PROVIDED ENTRIES:

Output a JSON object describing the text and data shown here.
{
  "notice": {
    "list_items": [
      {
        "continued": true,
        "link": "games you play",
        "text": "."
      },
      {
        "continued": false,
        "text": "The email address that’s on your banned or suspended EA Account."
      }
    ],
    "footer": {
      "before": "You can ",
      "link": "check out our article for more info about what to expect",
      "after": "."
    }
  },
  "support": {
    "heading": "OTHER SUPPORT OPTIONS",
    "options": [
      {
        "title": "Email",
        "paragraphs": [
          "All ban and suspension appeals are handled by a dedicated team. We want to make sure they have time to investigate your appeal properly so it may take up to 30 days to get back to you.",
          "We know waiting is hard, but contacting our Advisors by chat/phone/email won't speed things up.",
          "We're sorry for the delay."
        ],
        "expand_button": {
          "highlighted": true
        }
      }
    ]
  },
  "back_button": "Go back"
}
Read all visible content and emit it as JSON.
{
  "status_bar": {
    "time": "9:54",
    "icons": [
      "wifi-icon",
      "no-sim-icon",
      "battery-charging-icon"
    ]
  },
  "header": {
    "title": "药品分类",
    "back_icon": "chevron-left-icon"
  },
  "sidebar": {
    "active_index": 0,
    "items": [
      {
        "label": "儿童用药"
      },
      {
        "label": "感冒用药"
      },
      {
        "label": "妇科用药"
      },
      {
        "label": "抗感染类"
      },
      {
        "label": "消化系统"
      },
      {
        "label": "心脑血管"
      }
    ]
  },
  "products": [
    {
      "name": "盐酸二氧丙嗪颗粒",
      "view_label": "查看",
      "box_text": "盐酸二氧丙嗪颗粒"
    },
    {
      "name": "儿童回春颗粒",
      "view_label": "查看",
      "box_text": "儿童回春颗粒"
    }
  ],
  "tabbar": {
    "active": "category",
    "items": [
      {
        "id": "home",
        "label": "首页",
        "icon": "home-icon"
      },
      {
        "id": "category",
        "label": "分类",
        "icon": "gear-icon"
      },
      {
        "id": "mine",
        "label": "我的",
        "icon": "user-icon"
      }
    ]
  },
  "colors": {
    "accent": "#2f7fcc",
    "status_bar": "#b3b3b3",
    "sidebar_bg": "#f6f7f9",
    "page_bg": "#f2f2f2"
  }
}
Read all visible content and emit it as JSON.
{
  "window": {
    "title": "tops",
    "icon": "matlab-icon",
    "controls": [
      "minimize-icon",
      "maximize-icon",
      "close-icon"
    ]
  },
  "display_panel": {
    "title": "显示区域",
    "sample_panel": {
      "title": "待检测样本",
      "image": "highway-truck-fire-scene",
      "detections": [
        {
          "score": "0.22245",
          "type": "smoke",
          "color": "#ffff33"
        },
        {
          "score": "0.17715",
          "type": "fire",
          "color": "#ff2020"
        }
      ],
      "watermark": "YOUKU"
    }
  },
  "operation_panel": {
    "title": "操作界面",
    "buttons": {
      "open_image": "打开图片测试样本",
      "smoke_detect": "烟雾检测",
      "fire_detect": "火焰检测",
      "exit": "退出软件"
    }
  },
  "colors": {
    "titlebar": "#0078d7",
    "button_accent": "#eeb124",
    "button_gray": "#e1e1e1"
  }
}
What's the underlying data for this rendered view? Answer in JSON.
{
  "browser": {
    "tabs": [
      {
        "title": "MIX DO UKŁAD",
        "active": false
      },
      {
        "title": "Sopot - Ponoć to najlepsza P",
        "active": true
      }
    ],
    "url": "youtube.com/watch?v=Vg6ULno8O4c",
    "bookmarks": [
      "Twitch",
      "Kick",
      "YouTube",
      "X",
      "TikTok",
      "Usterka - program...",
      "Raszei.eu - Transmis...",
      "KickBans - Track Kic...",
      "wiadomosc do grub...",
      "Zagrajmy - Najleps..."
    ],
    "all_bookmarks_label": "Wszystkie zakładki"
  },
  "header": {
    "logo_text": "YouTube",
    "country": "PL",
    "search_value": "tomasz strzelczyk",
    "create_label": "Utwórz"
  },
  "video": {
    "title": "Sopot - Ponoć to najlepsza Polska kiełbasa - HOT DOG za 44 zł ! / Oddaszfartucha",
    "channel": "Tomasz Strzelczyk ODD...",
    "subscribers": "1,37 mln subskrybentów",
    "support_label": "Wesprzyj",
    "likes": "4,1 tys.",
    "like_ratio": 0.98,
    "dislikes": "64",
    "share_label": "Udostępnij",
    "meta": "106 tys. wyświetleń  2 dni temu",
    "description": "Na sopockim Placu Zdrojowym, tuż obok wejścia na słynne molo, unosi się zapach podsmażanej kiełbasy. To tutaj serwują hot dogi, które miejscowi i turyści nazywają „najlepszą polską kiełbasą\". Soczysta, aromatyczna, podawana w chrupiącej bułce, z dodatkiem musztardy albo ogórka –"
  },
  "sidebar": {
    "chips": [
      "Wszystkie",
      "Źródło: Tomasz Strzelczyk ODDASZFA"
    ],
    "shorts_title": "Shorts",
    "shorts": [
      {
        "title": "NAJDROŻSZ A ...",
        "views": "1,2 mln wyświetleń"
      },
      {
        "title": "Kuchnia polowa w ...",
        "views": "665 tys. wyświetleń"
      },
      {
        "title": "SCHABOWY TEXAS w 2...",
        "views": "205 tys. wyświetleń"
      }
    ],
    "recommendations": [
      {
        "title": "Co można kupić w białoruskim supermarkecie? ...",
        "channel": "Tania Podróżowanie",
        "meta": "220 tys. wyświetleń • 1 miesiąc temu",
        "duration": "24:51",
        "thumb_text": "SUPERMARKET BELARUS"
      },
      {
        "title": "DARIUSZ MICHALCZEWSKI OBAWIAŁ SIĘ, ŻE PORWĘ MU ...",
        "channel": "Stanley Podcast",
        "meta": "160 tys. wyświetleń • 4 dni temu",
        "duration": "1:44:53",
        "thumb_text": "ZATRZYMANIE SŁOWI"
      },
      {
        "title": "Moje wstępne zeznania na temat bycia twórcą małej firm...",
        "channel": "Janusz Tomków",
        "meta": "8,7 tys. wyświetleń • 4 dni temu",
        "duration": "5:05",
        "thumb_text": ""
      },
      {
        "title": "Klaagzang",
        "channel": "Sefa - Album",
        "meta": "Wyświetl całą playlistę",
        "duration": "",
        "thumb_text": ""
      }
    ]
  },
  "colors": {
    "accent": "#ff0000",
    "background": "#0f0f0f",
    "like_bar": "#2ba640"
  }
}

WORK INSTRUCTIONS: Return each line among the entries that holds the word "true".

RESULT OF THE TASK:
        "continued": true,
          "highlighted": true
        "active": true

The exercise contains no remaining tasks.